Figure data in JSON:
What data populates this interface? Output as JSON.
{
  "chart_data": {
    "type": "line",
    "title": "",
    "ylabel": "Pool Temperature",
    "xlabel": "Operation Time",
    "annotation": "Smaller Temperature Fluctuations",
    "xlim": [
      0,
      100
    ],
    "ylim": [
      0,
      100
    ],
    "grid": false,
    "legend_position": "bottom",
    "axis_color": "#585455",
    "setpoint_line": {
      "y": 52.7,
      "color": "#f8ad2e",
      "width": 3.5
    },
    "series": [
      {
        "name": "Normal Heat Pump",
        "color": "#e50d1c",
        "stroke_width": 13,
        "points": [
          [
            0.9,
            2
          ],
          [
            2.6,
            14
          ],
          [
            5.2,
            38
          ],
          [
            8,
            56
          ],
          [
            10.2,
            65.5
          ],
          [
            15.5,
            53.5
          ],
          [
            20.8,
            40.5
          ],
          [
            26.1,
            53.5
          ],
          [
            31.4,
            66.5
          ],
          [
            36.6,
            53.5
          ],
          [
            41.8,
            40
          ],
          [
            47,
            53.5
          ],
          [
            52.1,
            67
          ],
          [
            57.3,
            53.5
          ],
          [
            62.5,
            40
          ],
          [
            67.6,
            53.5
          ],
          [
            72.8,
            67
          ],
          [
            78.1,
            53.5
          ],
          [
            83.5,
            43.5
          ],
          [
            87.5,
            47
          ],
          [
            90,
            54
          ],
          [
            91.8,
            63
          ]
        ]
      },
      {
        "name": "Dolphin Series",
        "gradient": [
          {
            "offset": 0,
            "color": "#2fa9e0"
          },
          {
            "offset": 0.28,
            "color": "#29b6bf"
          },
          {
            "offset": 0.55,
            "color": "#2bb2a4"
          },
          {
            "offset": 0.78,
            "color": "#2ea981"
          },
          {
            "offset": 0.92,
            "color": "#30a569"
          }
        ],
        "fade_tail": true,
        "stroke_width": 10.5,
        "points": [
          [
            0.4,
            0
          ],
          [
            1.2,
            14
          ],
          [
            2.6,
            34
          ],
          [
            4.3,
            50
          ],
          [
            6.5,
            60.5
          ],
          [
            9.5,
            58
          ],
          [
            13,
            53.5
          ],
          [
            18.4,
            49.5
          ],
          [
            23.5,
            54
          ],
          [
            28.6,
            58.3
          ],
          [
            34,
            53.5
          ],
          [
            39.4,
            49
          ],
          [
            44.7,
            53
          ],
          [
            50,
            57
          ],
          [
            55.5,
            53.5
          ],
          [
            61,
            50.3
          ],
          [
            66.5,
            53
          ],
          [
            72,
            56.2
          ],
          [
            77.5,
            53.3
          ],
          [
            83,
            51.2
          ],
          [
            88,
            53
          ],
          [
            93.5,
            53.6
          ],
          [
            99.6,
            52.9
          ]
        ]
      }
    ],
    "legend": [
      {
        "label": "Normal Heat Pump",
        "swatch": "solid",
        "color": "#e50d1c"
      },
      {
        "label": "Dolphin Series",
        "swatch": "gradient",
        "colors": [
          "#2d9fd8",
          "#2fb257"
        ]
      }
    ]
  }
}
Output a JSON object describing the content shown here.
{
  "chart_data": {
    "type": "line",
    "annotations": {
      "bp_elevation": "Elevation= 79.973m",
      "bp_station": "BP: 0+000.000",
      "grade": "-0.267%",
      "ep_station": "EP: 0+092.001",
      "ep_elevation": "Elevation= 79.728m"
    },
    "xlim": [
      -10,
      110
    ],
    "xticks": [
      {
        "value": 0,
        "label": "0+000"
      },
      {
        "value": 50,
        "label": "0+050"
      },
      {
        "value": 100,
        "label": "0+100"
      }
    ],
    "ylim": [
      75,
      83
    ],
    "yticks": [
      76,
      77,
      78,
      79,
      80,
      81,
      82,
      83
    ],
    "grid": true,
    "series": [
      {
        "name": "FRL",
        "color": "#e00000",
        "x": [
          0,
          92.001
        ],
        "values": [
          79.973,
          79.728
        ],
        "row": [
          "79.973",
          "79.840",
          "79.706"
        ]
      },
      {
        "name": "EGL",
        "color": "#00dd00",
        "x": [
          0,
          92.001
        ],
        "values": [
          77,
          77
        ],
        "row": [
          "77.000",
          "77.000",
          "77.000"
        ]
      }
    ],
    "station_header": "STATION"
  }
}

### What is required:
Transcribe each record exactly. Leave nothing out.

### The completed task:
What data populates this interface? Output as JSON.
{
  "chart_data": {
    "type": "line",
    "title": "",
    "ylabel": "Pool Temperature",
    "xlabel": "Operation Time",
    "annotation": "Smaller Temperature Fluctuations",
    "xlim": [
      0,
      100
    ],
    "ylim": [
      0,
      100
    ],
    "grid": false,
    "legend_position": "bottom",
    "axis_color": "#585455",
    "setpoint_line": {
      "y": 52.7,
      "color": "#f8ad2e",
      "width": 3.5
    },
    "series": [
      {
        "name": "Normal Heat Pump",
        "color": "#e50d1c",
        "stroke_width": 13,
        "points": [
          [
            0.9,
            2
          ],
          [
            2.6,
            14
          ],
          [
            5.2,
            38
          ],
          [
            8,
            56
          ],
          [
            10.2,
            65.5
          ],
          [
            15.5,
            53.5
          ],
          [
            20.8,
            40.5
          ],
          [
            26.1,
            53.5
          ],
          [
            31.4,
            66.5
          ],
          [
            36.6,
            53.5
          ],
          [
            41.8,
            40
          ],
          [
            47,
            53.5
          ],
          [
            52.1,
            67
          ],
          [
            57.3,
            53.5
          ],
          [
            62.5,
            40
          ],
          [
            67.6,
            53.5
          ],
          [
            72.8,
            67
          ],
          [
            78.1,
            53.5
          ],
          [
            83.5,
            43.5
          ],
          [
            87.5,
            47
          ],
          [
            90,
            54
          ],
          [
            91.8,
            63
          ]
        ]
      },
      {
        "name": "Dolphin Series",
        "gradient": [
          {
            "offset": 0,
            "color": "#2fa9e0"
          },
          {
            "offset": 0.28,
            "color": "#29b6bf"
          },
          {
            "offset": 0.55,
            "color": "#2bb2a4"
          },
          {
            "offset": 0.78,
            "color": "#2ea981"
          },
          {
            "offset": 0.92,
            "color": "#30a569"
          }
        ],
        "fade_tail": true,
        "stroke_width": 10.5,
        "points": [
          [
            0.4,
            0
          ],
          [
            1.2,
            14
          ],
          [
            2.6,
            34
          ],
          [
            4.3,
            50
          ],
          [
            6.5,
            60.5
          ],
          [
            9.5,
            58
          ],
          [
            13,
            53.5
          ],
          [
            18.4,
            49.5
          ],
          [
            23.5,
            54
          ],
          [
            28.6,
            58.3
          ],
          [
            34,
            53.5
          ],
          [
            39.4,
            49
          ],
          [
            44.7,
            53
          ],
          [
            50,
            57
          ],
          [
            55.5,
            53.5
          ],
          [
            61,
            50.3
          ],
          [
            66.5,
            53
          ],
          [
            72,
            56.2
          ],
          [
            77.5,
            53.3
          ],
          [
            83,
            51.2
          ],
          [
            88,
            53
          ],
          [
            93.5,
            53.6
          ],
          [
            99.6,
            52.9
          ]
        ]
      }
    ],
    "legend": [
      {
        "label": "Normal Heat Pump",
        "swatch": "solid",
        "color": "#e50d1c"
      },
      {
        "label": "Dolphin Series",
        "swatch": "gradient",
        "colors": [
          "#2d9fd8",
          "#2fb257"
        ]
      }
    ]
  }
}
Output a JSON object describing the content shown here.
{
  "chart_data": {
    "type": "line",
    "annotations": {
      "bp_elevation": "Elevation= 79.973m",
      "bp_station": "BP: 0+000.000",
      "grade": "-0.267%",
      "ep_station": "EP: 0+092.001",
      "ep_elevation": "Elevation= 79.728m"
    },
    "xlim": [
      -10,
      110
    ],
    "xticks": [
      {
        "value": 0,
        "label": "0+000"
      },
      {
        "value": 50,
        "label": "0+050"
      },
      {
        "value": 100,
        "label": "0+100"
      }
    ],
    "ylim": [
      75,
      83
    ],
    "yticks": [
      76,
      77,
      78,
      79,
      80,
      81,
      82,
      83
    ],
    "grid": true,
    "series": [
      {
        "name": "FRL",
        "color": "#e00000",
        "x": [
          0,
          92.001
        ],
        "values": [
          79.973,
          79.728
        ],
        "row": [
          "79.973",
          "79.840",
          "79.706"
        ]
      },
      {
        "name": "EGL",
        "color": "#00dd00",
        "x": [
          0,
          92.001
        ],
        "values": [
          77,
          77
        ],
        "row": [
          "77.000",
          "77.000",
          "77.000"
        ]
      }
    ],
    "station_header": "STATION"
  }
}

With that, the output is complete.